• _WRITTEN PROBLEM_
Using the records that follow, copy every line containing the word "Profit".

• _SOURCE RECORDS_
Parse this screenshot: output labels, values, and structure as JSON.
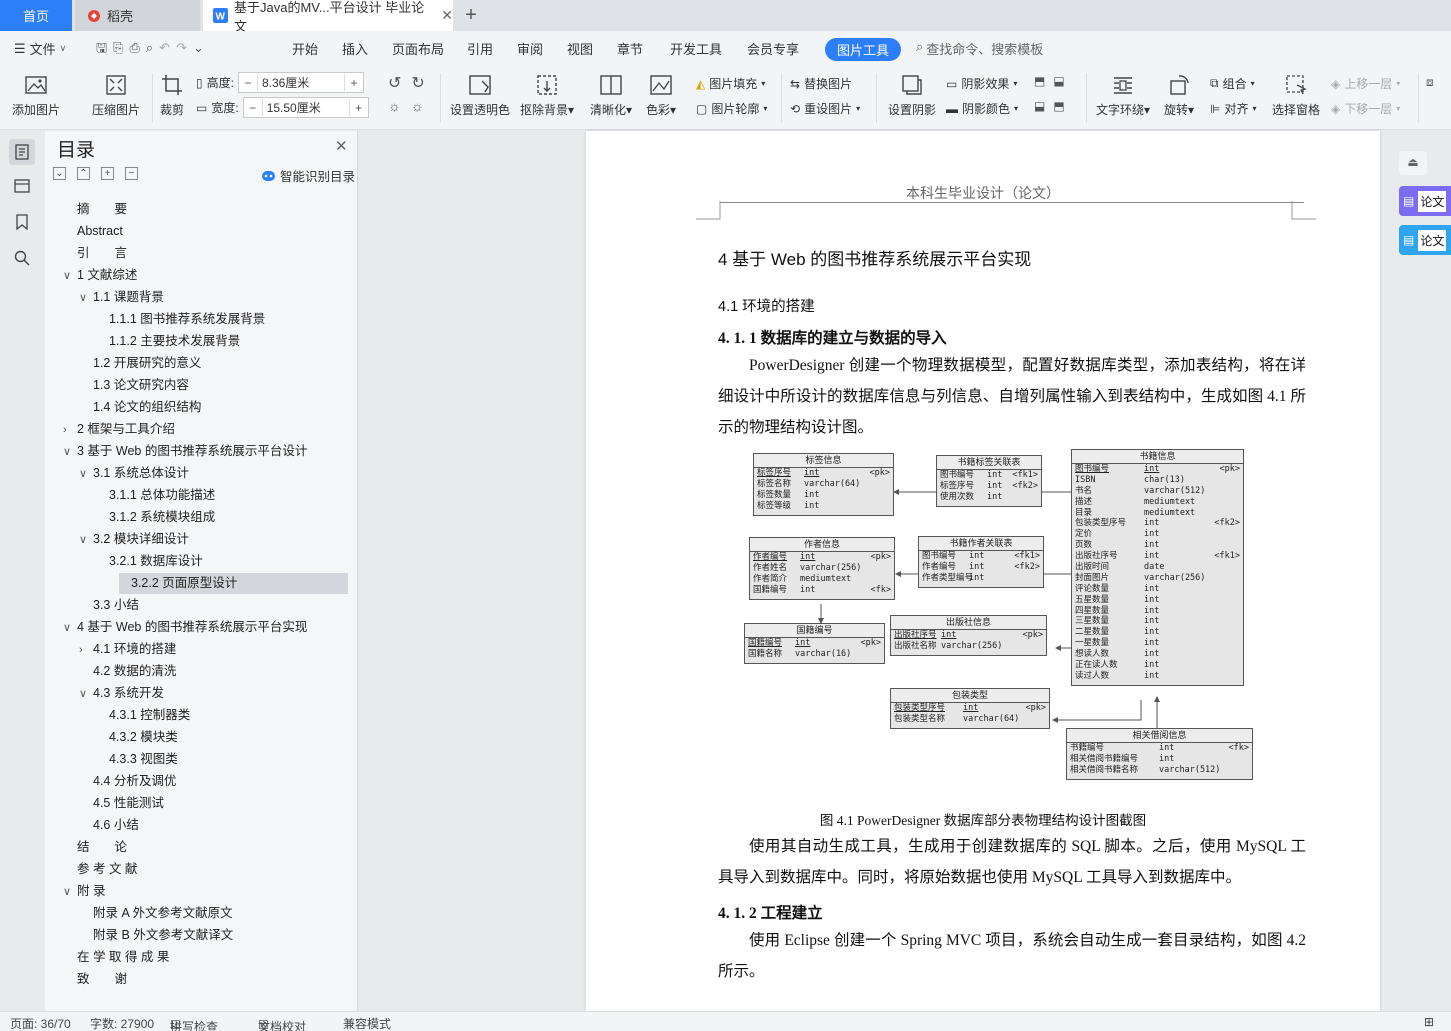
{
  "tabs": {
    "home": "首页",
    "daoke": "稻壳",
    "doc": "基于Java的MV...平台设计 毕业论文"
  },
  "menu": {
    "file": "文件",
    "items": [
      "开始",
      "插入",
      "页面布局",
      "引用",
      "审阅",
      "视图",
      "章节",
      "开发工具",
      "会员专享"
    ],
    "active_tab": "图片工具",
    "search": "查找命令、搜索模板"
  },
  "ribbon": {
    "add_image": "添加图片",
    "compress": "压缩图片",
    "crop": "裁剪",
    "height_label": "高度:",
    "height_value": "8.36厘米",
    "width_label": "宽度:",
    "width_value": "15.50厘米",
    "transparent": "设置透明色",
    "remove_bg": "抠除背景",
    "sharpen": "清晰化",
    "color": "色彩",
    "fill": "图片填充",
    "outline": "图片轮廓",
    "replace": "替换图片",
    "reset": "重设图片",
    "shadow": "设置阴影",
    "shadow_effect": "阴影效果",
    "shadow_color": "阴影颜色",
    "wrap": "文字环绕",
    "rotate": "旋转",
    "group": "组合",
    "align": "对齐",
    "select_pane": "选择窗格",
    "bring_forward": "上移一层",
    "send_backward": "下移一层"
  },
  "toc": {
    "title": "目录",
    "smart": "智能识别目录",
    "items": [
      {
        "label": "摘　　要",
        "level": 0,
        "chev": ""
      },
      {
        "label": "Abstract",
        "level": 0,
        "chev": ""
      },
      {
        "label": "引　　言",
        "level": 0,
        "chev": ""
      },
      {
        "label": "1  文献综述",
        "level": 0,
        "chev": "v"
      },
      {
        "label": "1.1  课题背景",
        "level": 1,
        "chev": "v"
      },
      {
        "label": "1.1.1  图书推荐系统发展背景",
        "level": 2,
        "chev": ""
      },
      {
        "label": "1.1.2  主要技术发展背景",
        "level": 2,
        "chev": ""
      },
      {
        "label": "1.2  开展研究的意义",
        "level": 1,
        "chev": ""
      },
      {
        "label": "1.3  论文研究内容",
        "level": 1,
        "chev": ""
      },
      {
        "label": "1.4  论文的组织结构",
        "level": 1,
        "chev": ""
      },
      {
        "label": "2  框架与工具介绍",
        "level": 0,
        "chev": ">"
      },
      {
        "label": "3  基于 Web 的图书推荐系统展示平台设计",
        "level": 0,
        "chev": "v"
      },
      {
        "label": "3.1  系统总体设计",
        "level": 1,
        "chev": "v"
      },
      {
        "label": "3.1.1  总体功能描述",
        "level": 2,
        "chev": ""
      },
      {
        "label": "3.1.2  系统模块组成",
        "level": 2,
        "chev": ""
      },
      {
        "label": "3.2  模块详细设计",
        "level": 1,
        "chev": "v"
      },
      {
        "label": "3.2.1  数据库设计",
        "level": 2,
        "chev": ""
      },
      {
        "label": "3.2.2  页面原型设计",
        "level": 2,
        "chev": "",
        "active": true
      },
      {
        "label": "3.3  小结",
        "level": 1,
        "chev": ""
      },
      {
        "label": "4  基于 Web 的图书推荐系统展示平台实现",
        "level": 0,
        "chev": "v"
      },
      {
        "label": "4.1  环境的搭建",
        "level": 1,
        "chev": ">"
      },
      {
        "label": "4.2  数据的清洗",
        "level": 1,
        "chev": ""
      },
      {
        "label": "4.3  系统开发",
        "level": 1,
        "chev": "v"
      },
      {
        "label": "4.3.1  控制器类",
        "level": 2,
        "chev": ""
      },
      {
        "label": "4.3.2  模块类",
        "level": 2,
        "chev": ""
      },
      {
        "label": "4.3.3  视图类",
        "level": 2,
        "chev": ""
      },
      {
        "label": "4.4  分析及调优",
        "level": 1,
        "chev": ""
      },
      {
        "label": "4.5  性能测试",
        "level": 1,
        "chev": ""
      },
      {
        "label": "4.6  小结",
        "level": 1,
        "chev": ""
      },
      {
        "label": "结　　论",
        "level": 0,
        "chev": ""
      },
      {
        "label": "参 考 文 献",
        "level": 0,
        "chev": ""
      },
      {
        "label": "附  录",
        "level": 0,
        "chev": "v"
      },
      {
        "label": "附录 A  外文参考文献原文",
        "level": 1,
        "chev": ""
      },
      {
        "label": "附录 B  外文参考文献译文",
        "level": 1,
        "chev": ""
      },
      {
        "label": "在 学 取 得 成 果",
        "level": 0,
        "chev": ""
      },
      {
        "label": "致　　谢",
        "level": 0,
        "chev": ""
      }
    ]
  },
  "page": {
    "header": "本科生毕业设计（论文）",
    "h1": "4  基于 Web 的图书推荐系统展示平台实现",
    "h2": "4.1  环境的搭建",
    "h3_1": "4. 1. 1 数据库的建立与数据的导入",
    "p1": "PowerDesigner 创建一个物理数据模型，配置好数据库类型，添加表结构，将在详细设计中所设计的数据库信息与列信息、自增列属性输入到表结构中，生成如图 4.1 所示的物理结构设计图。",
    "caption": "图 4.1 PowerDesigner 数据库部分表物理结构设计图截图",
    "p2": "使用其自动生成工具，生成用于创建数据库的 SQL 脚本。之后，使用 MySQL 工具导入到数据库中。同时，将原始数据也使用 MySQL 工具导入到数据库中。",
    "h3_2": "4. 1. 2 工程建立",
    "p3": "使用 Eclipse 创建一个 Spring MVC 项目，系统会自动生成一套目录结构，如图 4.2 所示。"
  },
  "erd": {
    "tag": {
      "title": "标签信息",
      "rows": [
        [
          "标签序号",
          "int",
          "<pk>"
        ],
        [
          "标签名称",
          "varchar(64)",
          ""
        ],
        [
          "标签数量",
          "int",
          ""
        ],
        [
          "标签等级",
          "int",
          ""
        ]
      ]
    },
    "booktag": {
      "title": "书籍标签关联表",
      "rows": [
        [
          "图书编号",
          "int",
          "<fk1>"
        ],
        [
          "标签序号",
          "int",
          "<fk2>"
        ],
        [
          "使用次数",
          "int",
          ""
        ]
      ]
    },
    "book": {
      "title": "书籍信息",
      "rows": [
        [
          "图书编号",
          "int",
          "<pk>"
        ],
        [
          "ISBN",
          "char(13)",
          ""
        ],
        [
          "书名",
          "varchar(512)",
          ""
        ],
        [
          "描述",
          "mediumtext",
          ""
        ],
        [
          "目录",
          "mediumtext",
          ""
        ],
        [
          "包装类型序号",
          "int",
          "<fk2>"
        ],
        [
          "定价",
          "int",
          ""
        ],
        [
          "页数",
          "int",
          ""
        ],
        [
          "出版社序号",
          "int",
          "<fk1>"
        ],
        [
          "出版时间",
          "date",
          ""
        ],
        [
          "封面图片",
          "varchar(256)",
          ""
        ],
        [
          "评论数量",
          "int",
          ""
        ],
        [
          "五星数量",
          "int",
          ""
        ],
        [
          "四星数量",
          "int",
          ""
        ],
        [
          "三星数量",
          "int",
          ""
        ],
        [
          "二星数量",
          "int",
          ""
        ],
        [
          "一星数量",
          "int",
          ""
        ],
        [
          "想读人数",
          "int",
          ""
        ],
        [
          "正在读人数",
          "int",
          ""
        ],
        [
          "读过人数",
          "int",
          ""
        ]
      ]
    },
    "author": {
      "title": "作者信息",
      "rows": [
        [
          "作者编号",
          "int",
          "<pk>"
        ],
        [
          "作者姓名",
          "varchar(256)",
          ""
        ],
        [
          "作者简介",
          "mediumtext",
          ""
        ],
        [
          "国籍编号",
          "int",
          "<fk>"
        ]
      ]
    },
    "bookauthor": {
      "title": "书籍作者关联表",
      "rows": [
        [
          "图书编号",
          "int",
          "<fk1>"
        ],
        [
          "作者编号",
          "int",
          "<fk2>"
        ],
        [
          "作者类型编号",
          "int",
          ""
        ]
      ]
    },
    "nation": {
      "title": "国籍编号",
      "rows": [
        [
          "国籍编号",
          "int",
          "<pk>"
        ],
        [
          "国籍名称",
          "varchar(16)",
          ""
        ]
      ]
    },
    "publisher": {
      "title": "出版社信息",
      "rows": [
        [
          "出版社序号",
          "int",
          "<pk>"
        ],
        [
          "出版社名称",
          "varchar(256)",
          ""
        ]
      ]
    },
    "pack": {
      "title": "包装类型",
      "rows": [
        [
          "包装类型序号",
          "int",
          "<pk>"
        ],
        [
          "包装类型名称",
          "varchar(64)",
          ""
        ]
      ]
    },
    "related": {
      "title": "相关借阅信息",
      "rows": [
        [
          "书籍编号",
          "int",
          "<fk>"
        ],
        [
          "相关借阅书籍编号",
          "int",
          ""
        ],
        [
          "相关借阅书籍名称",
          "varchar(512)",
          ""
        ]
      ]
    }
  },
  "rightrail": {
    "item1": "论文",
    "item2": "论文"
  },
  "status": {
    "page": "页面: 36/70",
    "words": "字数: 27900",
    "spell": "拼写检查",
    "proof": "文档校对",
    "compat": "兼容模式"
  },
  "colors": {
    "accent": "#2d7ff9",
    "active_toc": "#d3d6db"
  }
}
---
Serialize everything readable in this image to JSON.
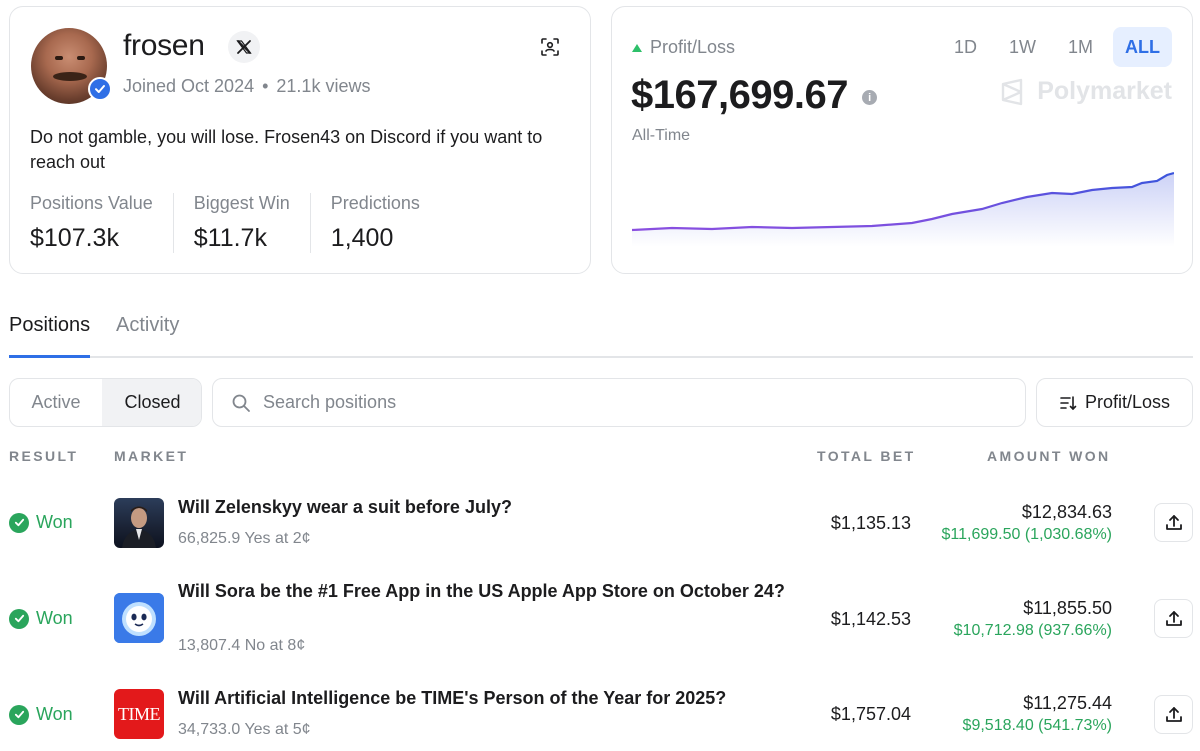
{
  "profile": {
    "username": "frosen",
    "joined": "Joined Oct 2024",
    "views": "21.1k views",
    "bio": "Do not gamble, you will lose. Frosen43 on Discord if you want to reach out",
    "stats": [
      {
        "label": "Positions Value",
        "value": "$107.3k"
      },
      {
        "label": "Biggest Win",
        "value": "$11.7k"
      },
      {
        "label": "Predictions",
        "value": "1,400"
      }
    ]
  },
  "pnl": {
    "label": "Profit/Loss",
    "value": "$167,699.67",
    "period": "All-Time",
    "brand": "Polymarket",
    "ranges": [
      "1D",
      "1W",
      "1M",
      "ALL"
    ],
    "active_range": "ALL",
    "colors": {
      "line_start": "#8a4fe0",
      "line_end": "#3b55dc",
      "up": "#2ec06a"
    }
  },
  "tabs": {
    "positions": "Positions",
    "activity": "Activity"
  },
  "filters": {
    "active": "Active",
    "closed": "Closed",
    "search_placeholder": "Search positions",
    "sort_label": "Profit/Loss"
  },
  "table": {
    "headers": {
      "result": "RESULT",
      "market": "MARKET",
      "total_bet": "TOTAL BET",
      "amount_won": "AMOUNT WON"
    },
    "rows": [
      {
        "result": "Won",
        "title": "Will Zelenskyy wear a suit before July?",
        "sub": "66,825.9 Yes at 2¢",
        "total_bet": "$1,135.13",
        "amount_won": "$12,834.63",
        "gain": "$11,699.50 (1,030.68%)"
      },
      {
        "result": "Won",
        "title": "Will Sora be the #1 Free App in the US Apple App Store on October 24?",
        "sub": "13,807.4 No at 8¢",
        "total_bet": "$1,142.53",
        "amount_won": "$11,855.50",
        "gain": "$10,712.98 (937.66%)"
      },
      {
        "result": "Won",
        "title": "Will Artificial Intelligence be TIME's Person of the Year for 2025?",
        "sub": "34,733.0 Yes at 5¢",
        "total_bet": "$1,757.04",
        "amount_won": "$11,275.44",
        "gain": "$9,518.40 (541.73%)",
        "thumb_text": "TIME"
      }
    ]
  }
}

• _SOLUTION TO THIS TASK_
    "label": "Profit/Loss",
    "sort_label": "Profit/Loss"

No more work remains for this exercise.